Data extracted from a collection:
● ● ●
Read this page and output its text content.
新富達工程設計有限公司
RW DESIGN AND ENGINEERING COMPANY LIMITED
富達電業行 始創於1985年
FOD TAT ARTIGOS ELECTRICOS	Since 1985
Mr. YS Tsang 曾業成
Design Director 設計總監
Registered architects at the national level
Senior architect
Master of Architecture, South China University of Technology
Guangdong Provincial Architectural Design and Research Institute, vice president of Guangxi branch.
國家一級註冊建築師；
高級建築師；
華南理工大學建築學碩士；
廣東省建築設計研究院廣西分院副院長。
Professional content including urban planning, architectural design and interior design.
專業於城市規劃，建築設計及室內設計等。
● ● ●
Goal: Filter lines by "content" and return each hit.

Final answer:
Read this page and output its text content.
Professional content including urban planning, architectural design and interior design.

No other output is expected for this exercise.